Problem details
What lines in the material hold the string "tick"? Copy out each of them.

========================

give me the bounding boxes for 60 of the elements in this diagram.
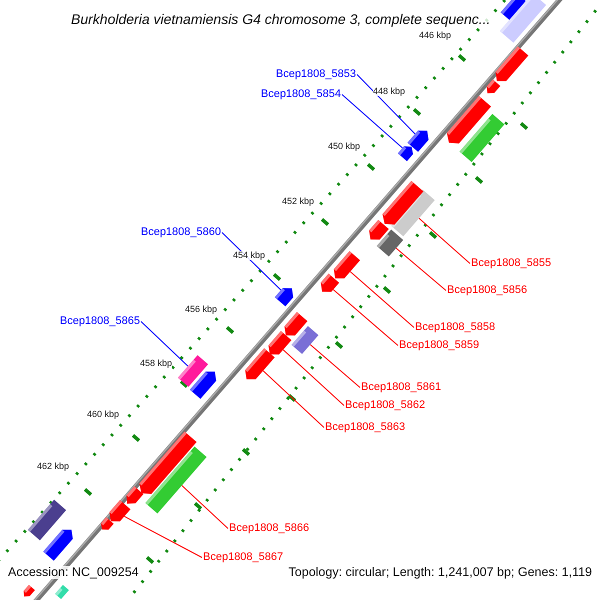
leader-line — [350, 271, 414, 328]
leader-line — [124, 516, 202, 558]
footer-text: Accession: NC_009254 — [8, 566, 139, 578]
tick-label: 458 kbp — [140, 359, 172, 368]
gene-name-label: Bcep1808_5854 — [260, 89, 341, 100]
gene-feature — [284, 312, 308, 336]
leader-line — [262, 370, 324, 428]
gene-feature — [43, 530, 73, 561]
gene-name-label: Bcep1808_5865 — [60, 316, 140, 327]
leader-line — [332, 289, 398, 346]
gene-name-label: Bcep1808_5858 — [415, 322, 496, 333]
gene-name-label: Bcep1808_5867 — [203, 552, 284, 563]
gene-feature — [500, 0, 546, 43]
gene-name-label: Bcep1808_5860 — [140, 227, 221, 238]
tick-label: 446 kbp — [419, 31, 452, 40]
gene-name-label: Bcep1808_5855 — [471, 258, 552, 269]
gene-feature — [486, 79, 500, 94]
gene-feature — [460, 114, 504, 162]
leader-line — [396, 248, 446, 291]
gene-feature — [334, 251, 360, 278]
gene-feature — [139, 431, 197, 494]
gene-feature — [408, 130, 429, 152]
gene-name-label: Bcep1808_5863 — [325, 422, 406, 433]
leader-line — [342, 94, 403, 149]
map-title: Burkholderia vietnamiensis G4 chromosome 3, complete sequenc... — [71, 12, 490, 26]
leader-line — [356, 74, 416, 134]
tick-label: 448 kbp — [373, 87, 406, 96]
gene-feature — [382, 180, 424, 225]
tick-label: 450 kbp — [328, 142, 360, 151]
tick-label: 456 kbp — [185, 305, 218, 314]
tick-label: 454 kbp — [233, 251, 266, 260]
tick-label: 460 kbp — [87, 410, 120, 419]
tick-label: 452 kbp — [282, 197, 314, 206]
gene-name-label: Bcep1808_5866 — [229, 523, 310, 534]
gene-feature — [274, 288, 294, 306]
gene-feature — [369, 220, 389, 240]
gene-feature — [100, 517, 114, 530]
leader-line — [140, 321, 188, 367]
gene-name-label: Bcep1808_5856 — [447, 285, 528, 296]
gene-name-label: Bcep1808_5859 — [399, 340, 480, 351]
gene-feature — [398, 146, 414, 162]
gene-feature — [109, 500, 130, 522]
leader-line — [418, 218, 470, 264]
gene-name-label: Bcep1808_5861 — [361, 382, 442, 393]
gene-feature — [24, 584, 35, 597]
leader-line — [222, 232, 282, 291]
gene-name-label: Bcep1808_5862 — [345, 400, 426, 411]
tick-label: 462 kbp — [37, 462, 70, 471]
gene-feature — [245, 348, 275, 380]
leader-line — [310, 344, 360, 388]
gene-feature — [126, 486, 144, 504]
gene-feature — [496, 46, 528, 82]
gene-feature — [55, 584, 69, 600]
leader-line — [181, 484, 228, 529]
footer-text: Topology: circular; Length: 1,241,007 bp; Genes: 1,119 — [288, 566, 592, 578]
gene-name-label: Bcep1808_5853 — [276, 69, 356, 80]
leader-line — [282, 349, 344, 406]
gene-feature — [268, 330, 292, 354]
gene-feature — [320, 274, 340, 292]
gene-feature — [190, 372, 216, 399]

========================

Solved problem
tick-label: 458 kbp — [140, 359, 172, 368]
tick-label: 446 kbp — [419, 31, 452, 40]
tick-label: 448 kbp — [373, 87, 406, 96]
tick-label: 450 kbp — [328, 142, 360, 151]
tick-label: 456 kbp — [185, 305, 218, 314]
tick-label: 454 kbp — [233, 251, 266, 260]
tick-label: 460 kbp — [87, 410, 120, 419]
tick-label: 452 kbp — [282, 197, 314, 206]
tick-label: 462 kbp — [37, 462, 70, 471]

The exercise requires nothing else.